PROBLEM TO WORK ON
Of the lines below, how many hold the string "text"? Give only the number.

Dataset records:
## Begin

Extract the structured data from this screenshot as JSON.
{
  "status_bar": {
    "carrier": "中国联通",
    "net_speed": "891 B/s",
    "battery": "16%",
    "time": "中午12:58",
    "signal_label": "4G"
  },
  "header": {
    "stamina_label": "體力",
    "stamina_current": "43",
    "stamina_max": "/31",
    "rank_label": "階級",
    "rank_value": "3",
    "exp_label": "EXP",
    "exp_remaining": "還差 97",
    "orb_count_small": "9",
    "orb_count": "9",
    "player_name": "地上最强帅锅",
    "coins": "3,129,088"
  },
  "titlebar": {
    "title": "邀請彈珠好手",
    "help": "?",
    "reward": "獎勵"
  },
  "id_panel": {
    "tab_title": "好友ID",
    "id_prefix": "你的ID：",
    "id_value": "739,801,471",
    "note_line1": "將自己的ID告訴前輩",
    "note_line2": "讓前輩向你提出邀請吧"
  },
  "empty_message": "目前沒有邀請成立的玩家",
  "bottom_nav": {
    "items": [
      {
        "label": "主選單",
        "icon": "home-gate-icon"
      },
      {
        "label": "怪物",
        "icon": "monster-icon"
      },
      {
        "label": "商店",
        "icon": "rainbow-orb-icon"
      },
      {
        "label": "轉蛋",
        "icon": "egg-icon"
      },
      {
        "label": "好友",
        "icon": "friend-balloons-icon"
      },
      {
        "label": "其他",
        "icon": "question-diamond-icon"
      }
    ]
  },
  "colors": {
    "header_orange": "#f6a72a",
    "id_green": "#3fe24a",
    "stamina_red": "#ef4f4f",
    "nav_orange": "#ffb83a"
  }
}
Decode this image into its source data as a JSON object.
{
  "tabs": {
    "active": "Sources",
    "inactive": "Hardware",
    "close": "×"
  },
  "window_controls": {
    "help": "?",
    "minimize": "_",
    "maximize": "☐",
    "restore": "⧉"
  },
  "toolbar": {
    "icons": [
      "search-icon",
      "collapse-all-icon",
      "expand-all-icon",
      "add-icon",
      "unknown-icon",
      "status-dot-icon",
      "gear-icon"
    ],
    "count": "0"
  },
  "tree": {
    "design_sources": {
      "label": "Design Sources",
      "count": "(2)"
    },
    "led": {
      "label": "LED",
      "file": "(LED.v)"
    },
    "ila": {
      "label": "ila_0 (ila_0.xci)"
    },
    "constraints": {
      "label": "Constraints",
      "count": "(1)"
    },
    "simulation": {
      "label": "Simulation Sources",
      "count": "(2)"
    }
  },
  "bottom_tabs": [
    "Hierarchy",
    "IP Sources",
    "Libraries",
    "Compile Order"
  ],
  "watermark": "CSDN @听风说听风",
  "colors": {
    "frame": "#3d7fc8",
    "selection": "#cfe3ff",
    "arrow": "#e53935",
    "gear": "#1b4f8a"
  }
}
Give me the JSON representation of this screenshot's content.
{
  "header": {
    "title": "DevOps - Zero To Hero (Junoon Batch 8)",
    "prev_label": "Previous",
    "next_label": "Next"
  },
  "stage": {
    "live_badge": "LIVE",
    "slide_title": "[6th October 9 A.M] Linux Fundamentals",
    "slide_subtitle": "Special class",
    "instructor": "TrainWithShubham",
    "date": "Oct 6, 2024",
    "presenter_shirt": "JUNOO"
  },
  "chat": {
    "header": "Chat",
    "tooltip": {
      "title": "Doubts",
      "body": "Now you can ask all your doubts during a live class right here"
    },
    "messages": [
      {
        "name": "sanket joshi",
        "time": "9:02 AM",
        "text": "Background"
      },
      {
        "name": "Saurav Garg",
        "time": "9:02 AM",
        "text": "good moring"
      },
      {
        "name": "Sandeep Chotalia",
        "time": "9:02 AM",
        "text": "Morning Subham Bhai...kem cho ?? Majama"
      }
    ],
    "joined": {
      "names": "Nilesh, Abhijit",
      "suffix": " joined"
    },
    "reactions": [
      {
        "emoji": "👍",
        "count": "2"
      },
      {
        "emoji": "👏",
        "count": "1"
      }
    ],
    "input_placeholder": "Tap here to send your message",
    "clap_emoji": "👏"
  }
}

## End

RESPONSE TO THIS TASK
3